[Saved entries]
[Start]

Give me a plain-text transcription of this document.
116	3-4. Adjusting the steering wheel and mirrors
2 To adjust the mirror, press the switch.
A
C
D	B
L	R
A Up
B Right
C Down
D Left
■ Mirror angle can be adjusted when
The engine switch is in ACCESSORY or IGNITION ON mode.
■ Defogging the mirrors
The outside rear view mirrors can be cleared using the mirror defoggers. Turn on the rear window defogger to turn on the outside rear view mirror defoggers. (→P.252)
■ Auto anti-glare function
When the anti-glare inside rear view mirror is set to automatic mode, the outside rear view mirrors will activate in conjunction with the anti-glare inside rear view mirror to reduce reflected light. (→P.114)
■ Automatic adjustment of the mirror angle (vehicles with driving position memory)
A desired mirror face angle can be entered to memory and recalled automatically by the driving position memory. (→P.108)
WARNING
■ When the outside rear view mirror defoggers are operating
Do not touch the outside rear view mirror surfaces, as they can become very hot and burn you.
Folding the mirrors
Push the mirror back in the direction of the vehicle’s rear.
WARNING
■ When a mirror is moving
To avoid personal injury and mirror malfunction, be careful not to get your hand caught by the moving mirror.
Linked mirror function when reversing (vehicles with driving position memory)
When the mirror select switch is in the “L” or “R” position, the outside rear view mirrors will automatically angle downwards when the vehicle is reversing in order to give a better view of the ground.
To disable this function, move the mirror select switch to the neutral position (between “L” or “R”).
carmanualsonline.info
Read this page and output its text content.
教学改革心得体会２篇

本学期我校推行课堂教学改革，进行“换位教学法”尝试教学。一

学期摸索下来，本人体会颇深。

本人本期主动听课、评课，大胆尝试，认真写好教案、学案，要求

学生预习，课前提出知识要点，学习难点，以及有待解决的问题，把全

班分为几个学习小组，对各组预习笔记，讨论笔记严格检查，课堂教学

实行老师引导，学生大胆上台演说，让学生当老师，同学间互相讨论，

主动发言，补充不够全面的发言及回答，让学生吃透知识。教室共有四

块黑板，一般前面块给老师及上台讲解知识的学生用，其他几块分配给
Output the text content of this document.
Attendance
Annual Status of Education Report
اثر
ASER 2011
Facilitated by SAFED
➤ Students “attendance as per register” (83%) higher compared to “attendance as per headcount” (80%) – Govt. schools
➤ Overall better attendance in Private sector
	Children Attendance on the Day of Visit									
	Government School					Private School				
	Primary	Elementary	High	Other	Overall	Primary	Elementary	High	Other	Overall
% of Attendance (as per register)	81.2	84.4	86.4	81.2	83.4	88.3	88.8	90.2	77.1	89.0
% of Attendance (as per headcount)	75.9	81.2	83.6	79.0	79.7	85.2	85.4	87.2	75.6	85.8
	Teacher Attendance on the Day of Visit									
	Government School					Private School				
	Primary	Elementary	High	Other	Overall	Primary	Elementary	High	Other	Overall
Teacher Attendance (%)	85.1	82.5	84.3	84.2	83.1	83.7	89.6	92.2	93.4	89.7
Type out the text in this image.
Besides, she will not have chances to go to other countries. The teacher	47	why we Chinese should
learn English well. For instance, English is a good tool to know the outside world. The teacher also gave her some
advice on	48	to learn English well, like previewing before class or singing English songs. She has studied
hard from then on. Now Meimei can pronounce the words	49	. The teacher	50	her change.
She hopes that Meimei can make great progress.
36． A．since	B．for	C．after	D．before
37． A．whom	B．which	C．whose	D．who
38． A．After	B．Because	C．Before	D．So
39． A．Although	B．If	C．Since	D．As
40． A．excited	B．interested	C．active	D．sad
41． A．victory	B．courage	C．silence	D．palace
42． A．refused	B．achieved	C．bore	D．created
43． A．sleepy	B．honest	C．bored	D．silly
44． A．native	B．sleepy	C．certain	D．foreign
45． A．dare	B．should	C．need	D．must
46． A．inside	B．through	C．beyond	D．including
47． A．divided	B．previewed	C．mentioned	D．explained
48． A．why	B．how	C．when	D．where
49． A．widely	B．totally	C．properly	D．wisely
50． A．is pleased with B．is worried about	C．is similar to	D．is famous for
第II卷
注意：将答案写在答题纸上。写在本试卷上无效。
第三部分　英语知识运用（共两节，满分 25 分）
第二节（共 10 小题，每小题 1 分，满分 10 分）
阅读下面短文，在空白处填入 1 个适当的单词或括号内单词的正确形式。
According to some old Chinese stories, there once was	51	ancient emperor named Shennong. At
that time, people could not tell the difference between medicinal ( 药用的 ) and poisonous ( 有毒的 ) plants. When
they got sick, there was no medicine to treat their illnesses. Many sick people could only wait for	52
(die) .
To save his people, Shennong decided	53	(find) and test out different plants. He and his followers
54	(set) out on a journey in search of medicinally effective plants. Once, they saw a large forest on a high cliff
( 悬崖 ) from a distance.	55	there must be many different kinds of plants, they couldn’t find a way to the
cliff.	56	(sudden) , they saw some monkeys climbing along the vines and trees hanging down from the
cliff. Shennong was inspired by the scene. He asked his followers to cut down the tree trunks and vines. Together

[End]

• The task:
Only a number is wanted: how many lines contain the word "mode"?

• The completed task:
2